> _Given exercise_
Transcribe the listing word for word.

● ● ●

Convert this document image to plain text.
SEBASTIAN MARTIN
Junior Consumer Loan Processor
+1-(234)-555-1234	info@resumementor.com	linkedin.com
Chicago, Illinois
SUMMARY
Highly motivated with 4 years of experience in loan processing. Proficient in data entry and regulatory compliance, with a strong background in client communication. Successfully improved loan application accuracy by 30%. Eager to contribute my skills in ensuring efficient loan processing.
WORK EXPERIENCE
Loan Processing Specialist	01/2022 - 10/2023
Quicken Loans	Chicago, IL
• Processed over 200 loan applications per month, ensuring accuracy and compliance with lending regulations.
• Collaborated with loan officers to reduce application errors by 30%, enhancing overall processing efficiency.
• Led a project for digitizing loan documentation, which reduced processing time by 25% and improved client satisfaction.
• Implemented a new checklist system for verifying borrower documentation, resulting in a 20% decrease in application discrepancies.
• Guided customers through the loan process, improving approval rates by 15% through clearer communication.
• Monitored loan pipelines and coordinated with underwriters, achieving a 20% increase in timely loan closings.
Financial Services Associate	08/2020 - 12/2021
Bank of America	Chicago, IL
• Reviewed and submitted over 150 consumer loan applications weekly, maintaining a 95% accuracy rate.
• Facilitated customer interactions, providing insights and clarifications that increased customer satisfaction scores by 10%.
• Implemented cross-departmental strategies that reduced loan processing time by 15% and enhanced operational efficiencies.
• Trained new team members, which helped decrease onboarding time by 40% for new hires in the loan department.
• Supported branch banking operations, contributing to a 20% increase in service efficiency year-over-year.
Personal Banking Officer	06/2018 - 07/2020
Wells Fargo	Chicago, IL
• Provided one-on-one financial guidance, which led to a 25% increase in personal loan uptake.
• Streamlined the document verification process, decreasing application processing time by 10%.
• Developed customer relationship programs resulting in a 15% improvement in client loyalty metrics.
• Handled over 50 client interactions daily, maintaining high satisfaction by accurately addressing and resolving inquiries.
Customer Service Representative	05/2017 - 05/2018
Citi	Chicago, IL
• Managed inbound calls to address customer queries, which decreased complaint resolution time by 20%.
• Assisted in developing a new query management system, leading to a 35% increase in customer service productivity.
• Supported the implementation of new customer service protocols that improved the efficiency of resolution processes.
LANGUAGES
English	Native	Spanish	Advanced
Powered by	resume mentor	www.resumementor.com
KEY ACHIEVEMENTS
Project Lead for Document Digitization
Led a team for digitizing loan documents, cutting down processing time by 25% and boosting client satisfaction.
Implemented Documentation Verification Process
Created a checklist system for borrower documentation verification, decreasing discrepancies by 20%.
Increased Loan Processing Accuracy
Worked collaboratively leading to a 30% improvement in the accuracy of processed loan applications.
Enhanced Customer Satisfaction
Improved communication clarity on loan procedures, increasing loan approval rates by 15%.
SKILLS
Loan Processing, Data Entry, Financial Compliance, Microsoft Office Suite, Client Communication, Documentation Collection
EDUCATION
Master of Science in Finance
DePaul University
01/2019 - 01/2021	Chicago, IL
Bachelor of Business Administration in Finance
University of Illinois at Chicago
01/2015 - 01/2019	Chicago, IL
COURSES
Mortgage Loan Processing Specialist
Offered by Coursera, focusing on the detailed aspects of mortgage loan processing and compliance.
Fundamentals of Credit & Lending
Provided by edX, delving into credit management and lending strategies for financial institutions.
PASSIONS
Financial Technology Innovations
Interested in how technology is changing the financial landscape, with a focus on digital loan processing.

● ● ●

> _Answer for this exercise_
Convert this document image to plain text.
SEBASTIAN MARTIN
Junior Consumer Loan Processor
+1-(234)-555-1234	info@resumementor.com	linkedin.com
Chicago, Illinois
SUMMARY
Highly motivated with 4 years of experience in loan processing. Proficient in data entry and regulatory compliance, with a strong background in client communication. Successfully improved loan application accuracy by 30%. Eager to contribute my skills in ensuring efficient loan processing.
WORK EXPERIENCE
Loan Processing Specialist	01/2022 - 10/2023
Quicken Loans	Chicago, IL
• Processed over 200 loan applications per month, ensuring accuracy and compliance with lending regulations.
• Collaborated with loan officers to reduce application errors by 30%, enhancing overall processing efficiency.
• Led a project for digitizing loan documentation, which reduced processing time by 25% and improved client satisfaction.
• Implemented a new checklist system for verifying borrower documentation, resulting in a 20% decrease in application discrepancies.
• Guided customers through the loan process, improving approval rates by 15% through clearer communication.
• Monitored loan pipelines and coordinated with underwriters, achieving a 20% increase in timely loan closings.
Financial Services Associate	08/2020 - 12/2021
Bank of America	Chicago, IL
• Reviewed and submitted over 150 consumer loan applications weekly, maintaining a 95% accuracy rate.
• Facilitated customer interactions, providing insights and clarifications that increased customer satisfaction scores by 10%.
• Implemented cross-departmental strategies that reduced loan processing time by 15% and enhanced operational efficiencies.
• Trained new team members, which helped decrease onboarding time by 40% for new hires in the loan department.
• Supported branch banking operations, contributing to a 20% increase in service efficiency year-over-year.
Personal Banking Officer	06/2018 - 07/2020
Wells Fargo	Chicago, IL
• Provided one-on-one financial guidance, which led to a 25% increase in personal loan uptake.
• Streamlined the document verification process, decreasing application processing time by 10%.
• Developed customer relationship programs resulting in a 15% improvement in client loyalty metrics.
• Handled over 50 client interactions daily, maintaining high satisfaction by accurately addressing and resolving inquiries.
Customer Service Representative	05/2017 - 05/2018
Citi	Chicago, IL
• Managed inbound calls to address customer queries, which decreased complaint resolution time by 20%.
• Assisted in developing a new query management system, leading to a 35% increase in customer service productivity.
• Supported the implementation of new customer service protocols that improved the efficiency of resolution processes.
LANGUAGES
English	Native	Spanish	Advanced
Powered by	resume mentor	www.resumementor.com
KEY ACHIEVEMENTS
Project Lead for Document Digitization
Led a team for digitizing loan documents, cutting down processing time by 25% and boosting client satisfaction.
Implemented Documentation Verification Process
Created a checklist system for borrower documentation verification, decreasing discrepancies by 20%.
Increased Loan Processing Accuracy
Worked collaboratively leading to a 30% improvement in the accuracy of processed loan applications.
Enhanced Customer Satisfaction
Improved communication clarity on loan procedures, increasing loan approval rates by 15%.
SKILLS
Loan Processing, Data Entry, Financial Compliance, Microsoft Office Suite, Client Communication, Documentation Collection
EDUCATION
Master of Science in Finance
DePaul University
01/2019 - 01/2021	Chicago, IL
Bachelor of Business Administration in Finance
University of Illinois at Chicago
01/2015 - 01/2019	Chicago, IL
COURSES
Mortgage Loan Processing Specialist
Offered by Coursera, focusing on the detailed aspects of mortgage loan processing and compliance.
Fundamentals of Credit & Lending
Provided by edX, delving into credit management and lending strategies for financial institutions.
PASSIONS
Financial Technology Innovations
Interested in how technology is changing the financial landscape, with a focus on digital loan processing.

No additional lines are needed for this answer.